Pick out all lines of the entries that include the word "VADER" and copy them.

#### Recorded information ####

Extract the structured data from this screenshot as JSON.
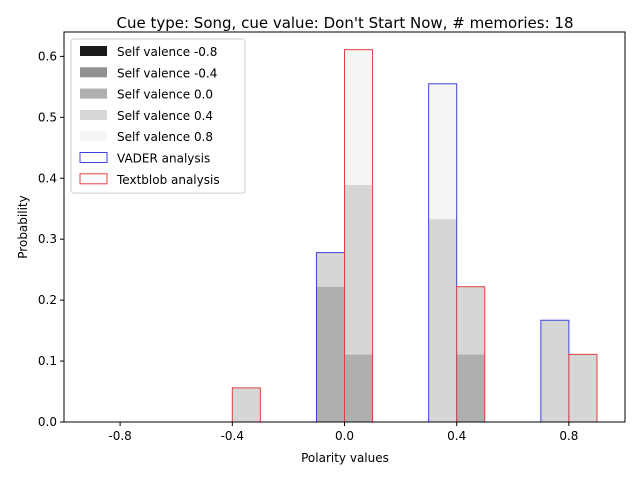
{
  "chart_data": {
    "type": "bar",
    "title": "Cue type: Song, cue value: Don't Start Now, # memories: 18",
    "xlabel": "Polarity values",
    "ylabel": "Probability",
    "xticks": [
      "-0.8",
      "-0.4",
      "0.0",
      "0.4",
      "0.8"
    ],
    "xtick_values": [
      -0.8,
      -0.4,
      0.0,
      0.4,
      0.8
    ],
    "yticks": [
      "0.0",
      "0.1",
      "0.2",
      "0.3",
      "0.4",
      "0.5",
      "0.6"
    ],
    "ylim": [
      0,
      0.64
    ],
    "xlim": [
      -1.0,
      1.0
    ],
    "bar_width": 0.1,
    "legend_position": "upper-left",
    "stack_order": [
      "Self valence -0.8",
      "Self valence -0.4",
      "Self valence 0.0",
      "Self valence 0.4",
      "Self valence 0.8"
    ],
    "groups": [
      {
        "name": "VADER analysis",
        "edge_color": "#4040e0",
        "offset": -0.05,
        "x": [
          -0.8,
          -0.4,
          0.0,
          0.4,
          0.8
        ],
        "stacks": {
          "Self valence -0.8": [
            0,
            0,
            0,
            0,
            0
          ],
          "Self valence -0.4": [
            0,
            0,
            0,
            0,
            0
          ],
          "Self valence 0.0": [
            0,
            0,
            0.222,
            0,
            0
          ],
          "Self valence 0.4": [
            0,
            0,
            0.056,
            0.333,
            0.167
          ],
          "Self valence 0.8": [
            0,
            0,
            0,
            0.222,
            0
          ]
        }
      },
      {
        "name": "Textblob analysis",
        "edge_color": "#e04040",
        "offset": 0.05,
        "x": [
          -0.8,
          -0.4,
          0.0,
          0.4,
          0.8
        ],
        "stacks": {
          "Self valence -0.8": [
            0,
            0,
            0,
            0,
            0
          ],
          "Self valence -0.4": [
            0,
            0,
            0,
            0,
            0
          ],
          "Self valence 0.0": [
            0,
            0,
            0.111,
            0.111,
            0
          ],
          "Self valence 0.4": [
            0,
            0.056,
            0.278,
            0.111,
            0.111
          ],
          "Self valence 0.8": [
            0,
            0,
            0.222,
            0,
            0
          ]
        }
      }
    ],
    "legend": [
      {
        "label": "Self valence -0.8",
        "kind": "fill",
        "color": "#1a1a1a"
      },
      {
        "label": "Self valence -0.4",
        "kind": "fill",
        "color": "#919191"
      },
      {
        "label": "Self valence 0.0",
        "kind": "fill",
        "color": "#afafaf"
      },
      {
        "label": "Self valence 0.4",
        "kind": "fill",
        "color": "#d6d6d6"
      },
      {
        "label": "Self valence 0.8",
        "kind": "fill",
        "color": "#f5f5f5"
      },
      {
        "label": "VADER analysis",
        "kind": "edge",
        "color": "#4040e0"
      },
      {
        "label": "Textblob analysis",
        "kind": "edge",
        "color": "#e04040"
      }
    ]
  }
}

####

**Output of the task**
        "name": "VADER analysis",
        "label": "VADER analysis",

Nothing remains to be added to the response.